___ Input data ___

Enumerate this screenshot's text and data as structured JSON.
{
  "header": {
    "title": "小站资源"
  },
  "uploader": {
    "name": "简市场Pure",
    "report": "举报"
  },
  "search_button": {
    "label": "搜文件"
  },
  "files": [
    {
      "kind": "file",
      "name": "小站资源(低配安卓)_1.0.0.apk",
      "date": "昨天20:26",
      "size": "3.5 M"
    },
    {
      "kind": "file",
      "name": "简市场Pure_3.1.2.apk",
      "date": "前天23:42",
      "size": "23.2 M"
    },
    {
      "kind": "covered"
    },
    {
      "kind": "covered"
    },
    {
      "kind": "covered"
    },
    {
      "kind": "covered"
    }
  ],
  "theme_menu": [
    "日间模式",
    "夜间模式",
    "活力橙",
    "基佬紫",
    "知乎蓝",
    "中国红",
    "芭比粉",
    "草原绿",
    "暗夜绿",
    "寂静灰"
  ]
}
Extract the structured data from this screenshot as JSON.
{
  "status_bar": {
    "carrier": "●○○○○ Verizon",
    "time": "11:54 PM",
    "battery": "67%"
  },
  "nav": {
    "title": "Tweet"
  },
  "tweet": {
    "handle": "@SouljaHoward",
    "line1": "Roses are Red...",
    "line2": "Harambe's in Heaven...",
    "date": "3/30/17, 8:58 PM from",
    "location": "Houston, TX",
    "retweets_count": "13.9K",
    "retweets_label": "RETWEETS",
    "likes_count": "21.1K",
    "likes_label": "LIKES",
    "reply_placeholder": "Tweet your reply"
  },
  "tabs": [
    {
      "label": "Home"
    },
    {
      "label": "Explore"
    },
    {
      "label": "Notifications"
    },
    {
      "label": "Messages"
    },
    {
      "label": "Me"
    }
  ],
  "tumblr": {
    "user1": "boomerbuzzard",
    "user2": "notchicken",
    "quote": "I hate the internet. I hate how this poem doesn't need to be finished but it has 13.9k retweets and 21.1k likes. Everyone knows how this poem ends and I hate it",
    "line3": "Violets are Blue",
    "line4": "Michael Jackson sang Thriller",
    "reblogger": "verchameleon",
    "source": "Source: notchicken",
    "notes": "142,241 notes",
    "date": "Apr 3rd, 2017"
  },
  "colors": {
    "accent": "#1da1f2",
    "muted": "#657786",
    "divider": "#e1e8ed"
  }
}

___

■ **Your task**:
Extract the entries above verbatim.

■ **The completed task**:
Enumerate this screenshot's text and data as structured JSON.
{
  "header": {
    "title": "小站资源"
  },
  "uploader": {
    "name": "简市场Pure",
    "report": "举报"
  },
  "search_button": {
    "label": "搜文件"
  },
  "files": [
    {
      "kind": "file",
      "name": "小站资源(低配安卓)_1.0.0.apk",
      "date": "昨天20:26",
      "size": "3.5 M"
    },
    {
      "kind": "file",
      "name": "简市场Pure_3.1.2.apk",
      "date": "前天23:42",
      "size": "23.2 M"
    },
    {
      "kind": "covered"
    },
    {
      "kind": "covered"
    },
    {
      "kind": "covered"
    },
    {
      "kind": "covered"
    }
  ],
  "theme_menu": [
    "日间模式",
    "夜间模式",
    "活力橙",
    "基佬紫",
    "知乎蓝",
    "中国红",
    "芭比粉",
    "草原绿",
    "暗夜绿",
    "寂静灰"
  ]
}
Extract the structured data from this screenshot as JSON.
{
  "status_bar": {
    "carrier": "●○○○○ Verizon",
    "time": "11:54 PM",
    "battery": "67%"
  },
  "nav": {
    "title": "Tweet"
  },
  "tweet": {
    "handle": "@SouljaHoward",
    "line1": "Roses are Red...",
    "line2": "Harambe's in Heaven...",
    "date": "3/30/17, 8:58 PM from",
    "location": "Houston, TX",
    "retweets_count": "13.9K",
    "retweets_label": "RETWEETS",
    "likes_count": "21.1K",
    "likes_label": "LIKES",
    "reply_placeholder": "Tweet your reply"
  },
  "tabs": [
    {
      "label": "Home"
    },
    {
      "label": "Explore"
    },
    {
      "label": "Notifications"
    },
    {
      "label": "Messages"
    },
    {
      "label": "Me"
    }
  ],
  "tumblr": {
    "user1": "boomerbuzzard",
    "user2": "notchicken",
    "quote": "I hate the internet. I hate how this poem doesn't need to be finished but it has 13.9k retweets and 21.1k likes. Everyone knows how this poem ends and I hate it",
    "line3": "Violets are Blue",
    "line4": "Michael Jackson sang Thriller",
    "reblogger": "verchameleon",
    "source": "Source: notchicken",
    "notes": "142,241 notes",
    "date": "Apr 3rd, 2017"
  },
  "colors": {
    "accent": "#1da1f2",
    "muted": "#657786",
    "divider": "#e1e8ed"
  }
}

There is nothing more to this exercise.